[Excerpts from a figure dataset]

BEGIN

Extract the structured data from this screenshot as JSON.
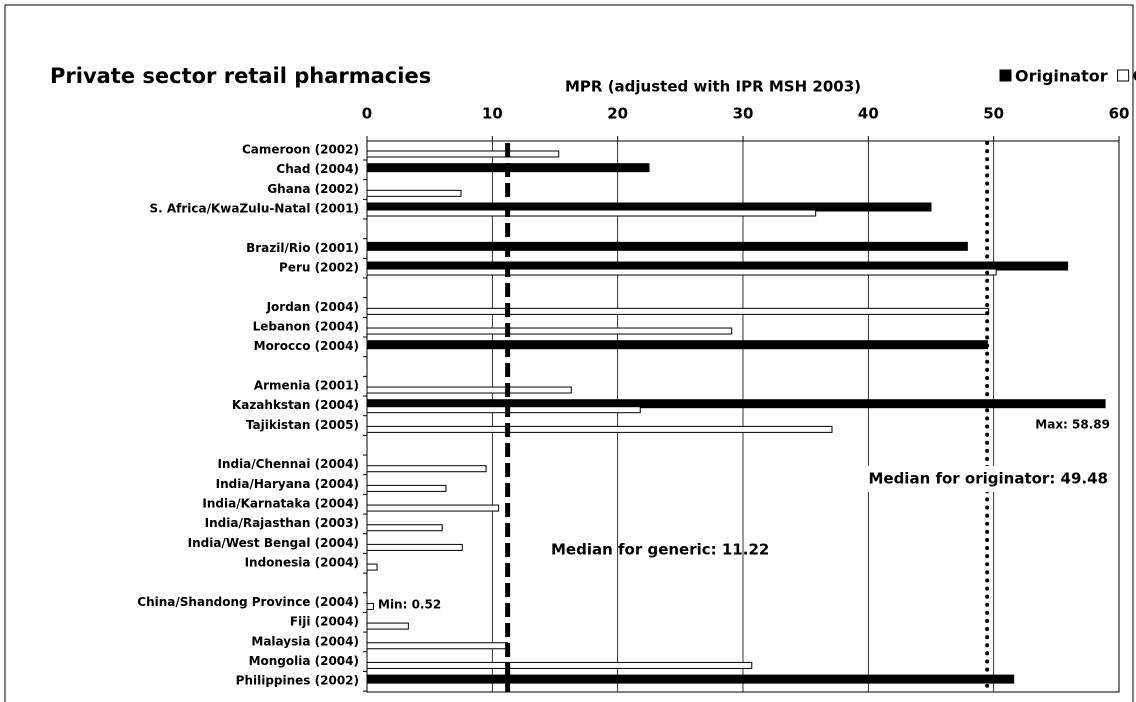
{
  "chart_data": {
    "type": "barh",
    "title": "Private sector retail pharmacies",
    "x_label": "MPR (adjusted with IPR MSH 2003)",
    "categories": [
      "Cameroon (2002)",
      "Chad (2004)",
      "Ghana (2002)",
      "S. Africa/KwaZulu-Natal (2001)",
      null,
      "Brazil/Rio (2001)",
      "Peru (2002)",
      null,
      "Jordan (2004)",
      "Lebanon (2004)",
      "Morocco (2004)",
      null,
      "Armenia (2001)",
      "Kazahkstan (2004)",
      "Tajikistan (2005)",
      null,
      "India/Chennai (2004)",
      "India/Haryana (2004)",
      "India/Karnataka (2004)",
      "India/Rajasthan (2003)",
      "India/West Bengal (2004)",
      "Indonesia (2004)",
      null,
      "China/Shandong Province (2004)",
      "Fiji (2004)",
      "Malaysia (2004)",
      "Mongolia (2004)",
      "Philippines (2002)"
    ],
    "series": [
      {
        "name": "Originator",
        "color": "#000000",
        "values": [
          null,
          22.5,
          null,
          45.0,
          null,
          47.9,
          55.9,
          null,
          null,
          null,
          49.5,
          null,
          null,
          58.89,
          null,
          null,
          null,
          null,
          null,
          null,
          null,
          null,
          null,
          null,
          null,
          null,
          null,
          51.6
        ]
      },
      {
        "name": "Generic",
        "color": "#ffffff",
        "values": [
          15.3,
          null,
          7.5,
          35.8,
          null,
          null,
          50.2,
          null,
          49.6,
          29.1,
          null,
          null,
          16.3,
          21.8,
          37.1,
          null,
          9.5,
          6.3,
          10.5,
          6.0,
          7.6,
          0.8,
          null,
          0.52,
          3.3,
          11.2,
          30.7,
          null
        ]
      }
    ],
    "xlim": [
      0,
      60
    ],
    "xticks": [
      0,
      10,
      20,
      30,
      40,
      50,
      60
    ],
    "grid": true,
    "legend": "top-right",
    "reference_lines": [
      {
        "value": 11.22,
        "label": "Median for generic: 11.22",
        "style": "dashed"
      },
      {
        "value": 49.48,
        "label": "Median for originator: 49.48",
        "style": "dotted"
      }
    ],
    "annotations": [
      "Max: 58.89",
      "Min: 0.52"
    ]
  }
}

END
BEGIN

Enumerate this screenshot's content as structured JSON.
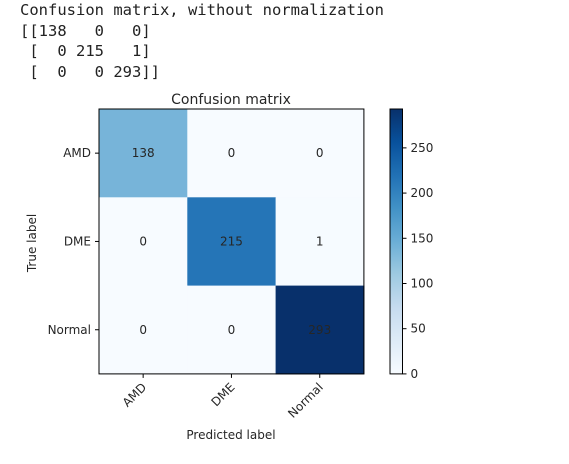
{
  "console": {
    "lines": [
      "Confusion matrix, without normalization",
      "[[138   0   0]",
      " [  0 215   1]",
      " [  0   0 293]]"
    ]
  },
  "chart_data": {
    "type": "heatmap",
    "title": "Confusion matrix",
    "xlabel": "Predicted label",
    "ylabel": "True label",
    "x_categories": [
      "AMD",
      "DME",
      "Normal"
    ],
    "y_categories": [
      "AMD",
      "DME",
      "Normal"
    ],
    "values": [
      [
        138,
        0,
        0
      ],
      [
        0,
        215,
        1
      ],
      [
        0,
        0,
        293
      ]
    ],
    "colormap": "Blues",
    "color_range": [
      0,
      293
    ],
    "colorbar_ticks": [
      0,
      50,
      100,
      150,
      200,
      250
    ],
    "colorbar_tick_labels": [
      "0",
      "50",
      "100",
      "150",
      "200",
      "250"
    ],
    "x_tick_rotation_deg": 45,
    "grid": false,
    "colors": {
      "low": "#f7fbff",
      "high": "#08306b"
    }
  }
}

END

#### [What the task requires]
Return all lines containing the word "India".

#### [Exercise output]
      "India/Chennai (2004)",
      "India/Haryana (2004)",
      "India/Karnataka (2004)",
      "India/Rajasthan (2003)",
      "India/West Bengal (2004)",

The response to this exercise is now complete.